→ **THE REQUEST**
Count lines holding the string "qfedcmip" in the data that follows. Reply with one number only.

→ **RECORDS**
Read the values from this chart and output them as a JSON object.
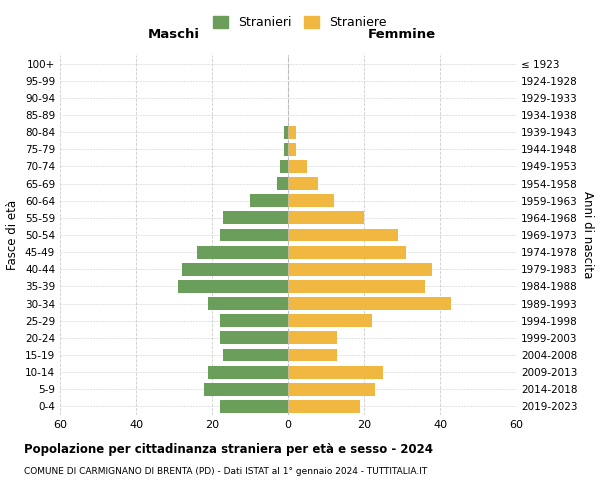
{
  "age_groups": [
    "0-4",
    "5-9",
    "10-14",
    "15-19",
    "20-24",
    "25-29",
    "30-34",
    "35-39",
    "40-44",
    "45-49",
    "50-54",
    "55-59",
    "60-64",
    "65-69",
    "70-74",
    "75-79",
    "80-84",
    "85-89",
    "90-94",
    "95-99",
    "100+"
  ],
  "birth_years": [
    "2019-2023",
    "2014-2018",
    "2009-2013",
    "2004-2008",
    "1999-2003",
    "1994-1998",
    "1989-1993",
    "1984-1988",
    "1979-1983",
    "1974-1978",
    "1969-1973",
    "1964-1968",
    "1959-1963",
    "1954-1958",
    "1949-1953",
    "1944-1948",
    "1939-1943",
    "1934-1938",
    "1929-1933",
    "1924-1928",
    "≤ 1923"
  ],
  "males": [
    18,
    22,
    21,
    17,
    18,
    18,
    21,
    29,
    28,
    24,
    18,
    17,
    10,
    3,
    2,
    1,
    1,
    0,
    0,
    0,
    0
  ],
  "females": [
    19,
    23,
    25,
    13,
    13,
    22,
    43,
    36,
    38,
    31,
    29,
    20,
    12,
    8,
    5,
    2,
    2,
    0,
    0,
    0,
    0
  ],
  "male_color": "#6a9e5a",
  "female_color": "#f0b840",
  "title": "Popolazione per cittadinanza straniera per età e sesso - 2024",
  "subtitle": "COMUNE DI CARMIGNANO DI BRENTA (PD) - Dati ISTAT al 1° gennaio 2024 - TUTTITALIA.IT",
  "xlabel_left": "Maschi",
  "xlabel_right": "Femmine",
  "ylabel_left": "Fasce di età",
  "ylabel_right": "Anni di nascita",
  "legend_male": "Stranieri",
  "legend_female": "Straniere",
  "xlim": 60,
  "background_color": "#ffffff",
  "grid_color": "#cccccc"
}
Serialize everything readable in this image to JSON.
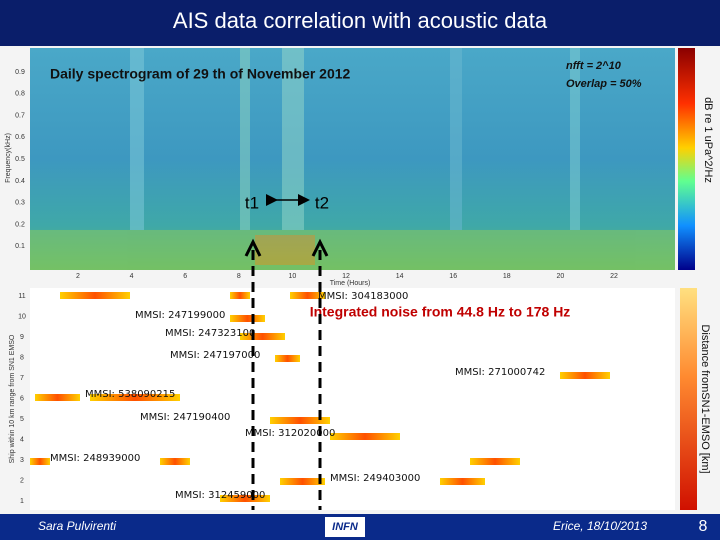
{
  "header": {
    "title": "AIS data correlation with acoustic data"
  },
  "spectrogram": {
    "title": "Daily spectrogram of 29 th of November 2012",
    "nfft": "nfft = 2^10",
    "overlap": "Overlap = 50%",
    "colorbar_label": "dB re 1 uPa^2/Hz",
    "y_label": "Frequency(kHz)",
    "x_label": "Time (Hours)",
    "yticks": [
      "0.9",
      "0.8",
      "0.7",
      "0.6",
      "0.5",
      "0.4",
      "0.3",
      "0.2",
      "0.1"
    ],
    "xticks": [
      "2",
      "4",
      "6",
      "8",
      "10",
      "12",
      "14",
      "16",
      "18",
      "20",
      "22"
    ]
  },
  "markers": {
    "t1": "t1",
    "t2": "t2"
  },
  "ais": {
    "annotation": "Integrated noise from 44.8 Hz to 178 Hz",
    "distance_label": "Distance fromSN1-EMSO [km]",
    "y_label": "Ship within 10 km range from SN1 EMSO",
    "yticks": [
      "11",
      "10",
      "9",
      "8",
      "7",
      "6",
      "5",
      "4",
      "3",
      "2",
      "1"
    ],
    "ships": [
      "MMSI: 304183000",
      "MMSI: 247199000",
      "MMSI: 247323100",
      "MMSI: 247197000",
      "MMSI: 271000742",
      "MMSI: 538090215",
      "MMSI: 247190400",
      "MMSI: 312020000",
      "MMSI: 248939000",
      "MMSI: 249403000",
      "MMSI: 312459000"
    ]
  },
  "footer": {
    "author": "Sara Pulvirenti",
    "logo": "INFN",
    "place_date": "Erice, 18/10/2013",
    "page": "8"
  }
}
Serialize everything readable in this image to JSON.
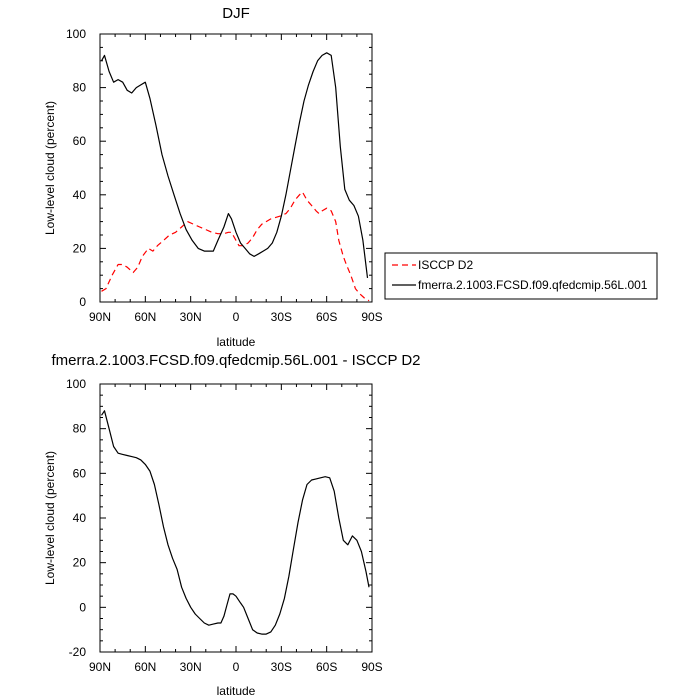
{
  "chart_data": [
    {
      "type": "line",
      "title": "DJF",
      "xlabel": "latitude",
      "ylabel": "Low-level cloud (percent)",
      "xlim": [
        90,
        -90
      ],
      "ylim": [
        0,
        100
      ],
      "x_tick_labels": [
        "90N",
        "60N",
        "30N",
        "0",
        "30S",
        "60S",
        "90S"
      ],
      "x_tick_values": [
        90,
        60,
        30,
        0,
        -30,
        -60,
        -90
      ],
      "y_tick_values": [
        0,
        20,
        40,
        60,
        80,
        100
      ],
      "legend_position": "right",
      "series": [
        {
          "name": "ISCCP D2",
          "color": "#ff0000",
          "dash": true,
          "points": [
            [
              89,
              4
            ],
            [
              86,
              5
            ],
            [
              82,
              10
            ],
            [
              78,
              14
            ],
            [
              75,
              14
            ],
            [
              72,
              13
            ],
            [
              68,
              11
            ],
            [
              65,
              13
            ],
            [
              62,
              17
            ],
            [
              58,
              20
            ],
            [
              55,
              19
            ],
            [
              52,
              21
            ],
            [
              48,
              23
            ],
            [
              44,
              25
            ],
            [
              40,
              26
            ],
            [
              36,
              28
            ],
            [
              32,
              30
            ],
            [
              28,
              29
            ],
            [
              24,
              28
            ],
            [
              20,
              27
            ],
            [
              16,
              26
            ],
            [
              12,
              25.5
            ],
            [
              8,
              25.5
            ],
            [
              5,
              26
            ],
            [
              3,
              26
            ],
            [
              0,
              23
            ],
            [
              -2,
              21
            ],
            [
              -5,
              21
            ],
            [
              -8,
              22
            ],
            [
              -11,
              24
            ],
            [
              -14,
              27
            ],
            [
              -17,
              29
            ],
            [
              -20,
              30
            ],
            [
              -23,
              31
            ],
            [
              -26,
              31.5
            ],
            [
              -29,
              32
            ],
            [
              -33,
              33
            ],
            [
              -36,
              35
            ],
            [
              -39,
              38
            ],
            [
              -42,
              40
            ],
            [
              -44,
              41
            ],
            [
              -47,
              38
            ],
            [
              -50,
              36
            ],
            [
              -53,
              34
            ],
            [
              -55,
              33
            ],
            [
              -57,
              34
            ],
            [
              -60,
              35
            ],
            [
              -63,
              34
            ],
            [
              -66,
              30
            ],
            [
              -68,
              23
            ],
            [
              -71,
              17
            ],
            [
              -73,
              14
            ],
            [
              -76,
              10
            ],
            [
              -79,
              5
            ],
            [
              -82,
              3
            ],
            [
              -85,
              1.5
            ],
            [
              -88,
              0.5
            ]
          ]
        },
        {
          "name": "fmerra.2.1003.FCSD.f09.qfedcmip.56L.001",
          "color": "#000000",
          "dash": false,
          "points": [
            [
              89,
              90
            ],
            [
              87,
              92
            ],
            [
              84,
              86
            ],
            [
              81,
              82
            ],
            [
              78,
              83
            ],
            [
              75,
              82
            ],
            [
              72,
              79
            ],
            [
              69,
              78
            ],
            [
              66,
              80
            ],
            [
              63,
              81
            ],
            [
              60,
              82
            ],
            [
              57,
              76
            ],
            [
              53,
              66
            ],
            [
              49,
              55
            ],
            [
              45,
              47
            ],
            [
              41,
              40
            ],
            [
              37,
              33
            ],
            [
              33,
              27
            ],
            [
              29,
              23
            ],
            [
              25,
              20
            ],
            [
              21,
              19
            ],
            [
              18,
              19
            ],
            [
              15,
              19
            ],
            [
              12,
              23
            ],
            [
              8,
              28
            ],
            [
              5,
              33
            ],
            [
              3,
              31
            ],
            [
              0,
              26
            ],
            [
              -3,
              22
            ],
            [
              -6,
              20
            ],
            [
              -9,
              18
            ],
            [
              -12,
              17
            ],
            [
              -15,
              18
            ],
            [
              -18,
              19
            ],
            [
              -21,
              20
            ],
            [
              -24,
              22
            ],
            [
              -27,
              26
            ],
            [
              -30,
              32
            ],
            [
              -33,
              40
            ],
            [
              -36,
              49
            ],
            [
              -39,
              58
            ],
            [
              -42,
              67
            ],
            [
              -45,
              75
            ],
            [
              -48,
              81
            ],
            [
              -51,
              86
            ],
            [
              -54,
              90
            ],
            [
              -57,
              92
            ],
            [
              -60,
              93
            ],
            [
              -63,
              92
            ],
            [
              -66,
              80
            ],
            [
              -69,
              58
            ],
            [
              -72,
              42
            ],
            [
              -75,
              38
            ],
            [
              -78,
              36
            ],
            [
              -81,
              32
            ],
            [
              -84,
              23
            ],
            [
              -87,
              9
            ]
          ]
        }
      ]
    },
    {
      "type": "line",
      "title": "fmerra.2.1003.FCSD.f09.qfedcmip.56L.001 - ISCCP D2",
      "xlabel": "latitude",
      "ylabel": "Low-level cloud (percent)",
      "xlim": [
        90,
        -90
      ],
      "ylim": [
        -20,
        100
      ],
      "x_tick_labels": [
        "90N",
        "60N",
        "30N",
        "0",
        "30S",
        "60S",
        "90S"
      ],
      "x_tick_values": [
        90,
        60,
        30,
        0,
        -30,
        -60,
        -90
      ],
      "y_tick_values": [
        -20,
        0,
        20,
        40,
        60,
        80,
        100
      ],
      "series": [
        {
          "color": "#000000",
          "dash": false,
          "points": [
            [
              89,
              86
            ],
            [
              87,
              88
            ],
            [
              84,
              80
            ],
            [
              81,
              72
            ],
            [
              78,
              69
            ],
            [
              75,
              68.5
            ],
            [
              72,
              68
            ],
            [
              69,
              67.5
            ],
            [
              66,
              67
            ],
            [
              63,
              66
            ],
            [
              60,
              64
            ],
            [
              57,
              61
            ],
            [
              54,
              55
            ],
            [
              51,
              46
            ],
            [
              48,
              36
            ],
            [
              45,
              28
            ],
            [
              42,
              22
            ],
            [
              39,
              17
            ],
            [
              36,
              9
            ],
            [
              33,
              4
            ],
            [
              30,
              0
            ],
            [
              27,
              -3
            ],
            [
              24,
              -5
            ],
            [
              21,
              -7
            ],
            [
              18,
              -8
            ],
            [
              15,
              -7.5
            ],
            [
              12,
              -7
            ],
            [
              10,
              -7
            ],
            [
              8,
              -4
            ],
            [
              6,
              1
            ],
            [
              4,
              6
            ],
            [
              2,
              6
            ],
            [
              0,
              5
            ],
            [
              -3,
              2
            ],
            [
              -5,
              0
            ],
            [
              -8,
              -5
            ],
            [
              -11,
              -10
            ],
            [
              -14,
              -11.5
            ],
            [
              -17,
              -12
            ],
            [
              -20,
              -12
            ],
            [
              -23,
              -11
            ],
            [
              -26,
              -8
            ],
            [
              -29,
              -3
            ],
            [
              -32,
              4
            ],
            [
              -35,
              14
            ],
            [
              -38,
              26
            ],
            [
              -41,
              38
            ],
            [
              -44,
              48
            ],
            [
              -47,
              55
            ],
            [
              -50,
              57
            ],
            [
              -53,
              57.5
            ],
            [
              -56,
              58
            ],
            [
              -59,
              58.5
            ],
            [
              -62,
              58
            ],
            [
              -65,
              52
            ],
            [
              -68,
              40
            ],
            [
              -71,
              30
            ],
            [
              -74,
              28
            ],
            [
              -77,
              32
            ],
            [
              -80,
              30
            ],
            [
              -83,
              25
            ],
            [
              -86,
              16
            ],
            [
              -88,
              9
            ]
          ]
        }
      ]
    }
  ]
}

→ **EXERCISE ANSWER**
2